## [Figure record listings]
========================================================================

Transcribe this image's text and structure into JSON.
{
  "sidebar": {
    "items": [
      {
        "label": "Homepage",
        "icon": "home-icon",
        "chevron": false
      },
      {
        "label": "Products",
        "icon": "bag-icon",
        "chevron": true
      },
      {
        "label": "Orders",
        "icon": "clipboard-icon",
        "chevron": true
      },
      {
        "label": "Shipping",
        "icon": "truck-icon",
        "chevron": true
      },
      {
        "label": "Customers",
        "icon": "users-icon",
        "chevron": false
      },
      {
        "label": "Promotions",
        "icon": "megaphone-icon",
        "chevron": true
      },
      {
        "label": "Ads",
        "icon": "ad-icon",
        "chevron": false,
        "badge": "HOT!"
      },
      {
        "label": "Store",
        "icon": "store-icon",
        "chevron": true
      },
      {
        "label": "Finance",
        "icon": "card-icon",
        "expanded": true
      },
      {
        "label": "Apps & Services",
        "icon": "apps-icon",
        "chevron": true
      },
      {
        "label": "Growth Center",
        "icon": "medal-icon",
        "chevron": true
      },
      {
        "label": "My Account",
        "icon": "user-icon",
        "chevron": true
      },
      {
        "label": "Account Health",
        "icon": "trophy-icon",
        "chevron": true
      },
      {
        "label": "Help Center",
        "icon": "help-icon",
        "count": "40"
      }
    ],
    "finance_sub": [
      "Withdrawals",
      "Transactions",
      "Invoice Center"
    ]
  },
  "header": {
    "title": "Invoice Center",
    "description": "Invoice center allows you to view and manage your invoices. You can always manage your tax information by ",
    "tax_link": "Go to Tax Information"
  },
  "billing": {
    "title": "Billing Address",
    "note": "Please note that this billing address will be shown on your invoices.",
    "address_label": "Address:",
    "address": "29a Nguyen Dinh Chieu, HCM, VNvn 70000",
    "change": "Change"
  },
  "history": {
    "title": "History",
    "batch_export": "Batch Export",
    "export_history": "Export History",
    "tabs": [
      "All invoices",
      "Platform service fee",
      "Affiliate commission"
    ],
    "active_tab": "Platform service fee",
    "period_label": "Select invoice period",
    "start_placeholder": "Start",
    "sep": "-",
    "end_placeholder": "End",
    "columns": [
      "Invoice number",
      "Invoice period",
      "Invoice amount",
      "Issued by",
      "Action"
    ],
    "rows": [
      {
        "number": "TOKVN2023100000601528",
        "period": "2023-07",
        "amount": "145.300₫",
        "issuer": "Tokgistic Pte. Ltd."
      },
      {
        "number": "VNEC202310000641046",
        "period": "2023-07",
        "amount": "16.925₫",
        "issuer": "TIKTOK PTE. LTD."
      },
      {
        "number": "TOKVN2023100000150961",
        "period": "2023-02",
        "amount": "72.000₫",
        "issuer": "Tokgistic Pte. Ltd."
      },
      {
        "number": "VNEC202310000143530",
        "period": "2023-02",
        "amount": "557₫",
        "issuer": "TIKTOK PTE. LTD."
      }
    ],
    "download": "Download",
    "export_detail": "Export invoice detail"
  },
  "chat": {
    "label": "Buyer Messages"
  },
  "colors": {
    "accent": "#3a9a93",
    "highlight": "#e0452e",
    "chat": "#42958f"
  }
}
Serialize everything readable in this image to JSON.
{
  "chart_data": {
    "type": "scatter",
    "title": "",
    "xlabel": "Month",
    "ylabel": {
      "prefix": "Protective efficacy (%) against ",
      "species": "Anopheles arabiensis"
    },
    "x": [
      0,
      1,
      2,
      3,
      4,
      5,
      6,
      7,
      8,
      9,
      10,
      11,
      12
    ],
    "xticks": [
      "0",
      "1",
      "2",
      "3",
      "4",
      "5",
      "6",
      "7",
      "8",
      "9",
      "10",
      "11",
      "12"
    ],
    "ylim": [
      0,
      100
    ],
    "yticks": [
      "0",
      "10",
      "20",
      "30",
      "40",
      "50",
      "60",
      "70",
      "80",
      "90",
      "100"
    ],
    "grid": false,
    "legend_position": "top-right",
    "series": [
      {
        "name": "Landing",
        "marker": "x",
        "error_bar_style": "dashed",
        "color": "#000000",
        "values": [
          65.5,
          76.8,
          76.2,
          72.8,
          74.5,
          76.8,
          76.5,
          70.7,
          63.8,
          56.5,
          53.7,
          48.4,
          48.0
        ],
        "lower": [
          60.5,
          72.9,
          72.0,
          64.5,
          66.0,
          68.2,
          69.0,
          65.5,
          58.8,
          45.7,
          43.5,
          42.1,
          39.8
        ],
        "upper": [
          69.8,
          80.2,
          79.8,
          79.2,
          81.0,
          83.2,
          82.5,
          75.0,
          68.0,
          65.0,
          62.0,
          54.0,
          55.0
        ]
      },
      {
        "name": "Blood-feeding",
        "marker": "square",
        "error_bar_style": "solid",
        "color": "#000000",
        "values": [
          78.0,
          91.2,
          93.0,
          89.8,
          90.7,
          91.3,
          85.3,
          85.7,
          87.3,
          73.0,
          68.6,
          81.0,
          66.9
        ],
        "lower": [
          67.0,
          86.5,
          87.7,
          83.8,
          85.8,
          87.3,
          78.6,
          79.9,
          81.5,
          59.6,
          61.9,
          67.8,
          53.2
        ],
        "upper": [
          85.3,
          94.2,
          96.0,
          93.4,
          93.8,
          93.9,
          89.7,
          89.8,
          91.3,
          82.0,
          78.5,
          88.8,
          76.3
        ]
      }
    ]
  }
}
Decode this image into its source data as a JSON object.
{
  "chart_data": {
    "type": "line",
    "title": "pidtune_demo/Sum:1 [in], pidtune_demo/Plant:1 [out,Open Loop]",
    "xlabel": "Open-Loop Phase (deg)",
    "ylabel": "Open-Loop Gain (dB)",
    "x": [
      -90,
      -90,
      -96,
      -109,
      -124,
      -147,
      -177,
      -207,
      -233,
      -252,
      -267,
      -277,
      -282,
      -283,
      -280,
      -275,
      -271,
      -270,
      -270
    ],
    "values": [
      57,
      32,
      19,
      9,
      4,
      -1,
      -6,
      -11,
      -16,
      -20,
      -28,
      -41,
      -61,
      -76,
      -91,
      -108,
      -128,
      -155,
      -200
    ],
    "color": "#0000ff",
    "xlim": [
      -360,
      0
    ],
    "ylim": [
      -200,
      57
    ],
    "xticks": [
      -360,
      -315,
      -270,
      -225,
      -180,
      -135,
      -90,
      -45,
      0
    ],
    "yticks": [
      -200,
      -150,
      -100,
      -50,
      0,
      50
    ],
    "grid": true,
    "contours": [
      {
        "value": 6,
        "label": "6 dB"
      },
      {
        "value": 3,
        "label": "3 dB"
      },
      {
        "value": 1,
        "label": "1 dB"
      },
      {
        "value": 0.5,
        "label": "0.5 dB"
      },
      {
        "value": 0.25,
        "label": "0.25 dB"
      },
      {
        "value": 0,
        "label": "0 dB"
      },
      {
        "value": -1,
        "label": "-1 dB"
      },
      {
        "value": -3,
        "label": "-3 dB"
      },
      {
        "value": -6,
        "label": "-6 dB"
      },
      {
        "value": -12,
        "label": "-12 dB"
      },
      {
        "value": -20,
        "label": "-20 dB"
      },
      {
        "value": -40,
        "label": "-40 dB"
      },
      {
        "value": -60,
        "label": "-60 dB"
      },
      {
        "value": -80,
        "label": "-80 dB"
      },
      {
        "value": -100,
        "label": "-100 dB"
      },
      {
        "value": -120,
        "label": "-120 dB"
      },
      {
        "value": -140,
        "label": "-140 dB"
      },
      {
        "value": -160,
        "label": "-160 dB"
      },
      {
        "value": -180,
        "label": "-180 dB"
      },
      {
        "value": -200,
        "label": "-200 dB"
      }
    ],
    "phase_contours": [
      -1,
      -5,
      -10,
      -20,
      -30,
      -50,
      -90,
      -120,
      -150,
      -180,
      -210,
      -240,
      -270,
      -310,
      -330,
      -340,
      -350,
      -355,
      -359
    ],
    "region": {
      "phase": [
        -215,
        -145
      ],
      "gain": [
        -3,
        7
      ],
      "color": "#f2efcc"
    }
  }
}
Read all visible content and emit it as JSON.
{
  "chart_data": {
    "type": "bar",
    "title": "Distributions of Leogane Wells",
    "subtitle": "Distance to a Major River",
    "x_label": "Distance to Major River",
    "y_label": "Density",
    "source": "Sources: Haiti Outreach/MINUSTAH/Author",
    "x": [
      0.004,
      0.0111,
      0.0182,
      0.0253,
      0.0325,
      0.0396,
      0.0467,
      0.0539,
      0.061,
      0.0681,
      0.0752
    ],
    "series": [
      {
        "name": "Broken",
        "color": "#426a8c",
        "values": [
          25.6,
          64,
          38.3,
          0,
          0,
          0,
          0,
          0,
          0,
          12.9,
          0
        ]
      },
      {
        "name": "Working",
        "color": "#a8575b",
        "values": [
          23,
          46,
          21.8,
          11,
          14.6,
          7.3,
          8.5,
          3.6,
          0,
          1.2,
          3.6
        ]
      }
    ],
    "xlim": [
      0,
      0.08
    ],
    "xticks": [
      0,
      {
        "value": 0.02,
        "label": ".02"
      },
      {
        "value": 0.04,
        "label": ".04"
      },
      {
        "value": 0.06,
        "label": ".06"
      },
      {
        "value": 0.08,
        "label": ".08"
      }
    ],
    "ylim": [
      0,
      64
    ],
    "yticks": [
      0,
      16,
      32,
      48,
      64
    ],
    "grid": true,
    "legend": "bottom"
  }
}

========================================================================

## [TASK REQUIREMENTS]
Look through the data above. Each line containing the word "River" needs to be copied.

## [OUTPUT]
    "subtitle": "Distance to a Major River",
    "x_label": "Distance to Major River",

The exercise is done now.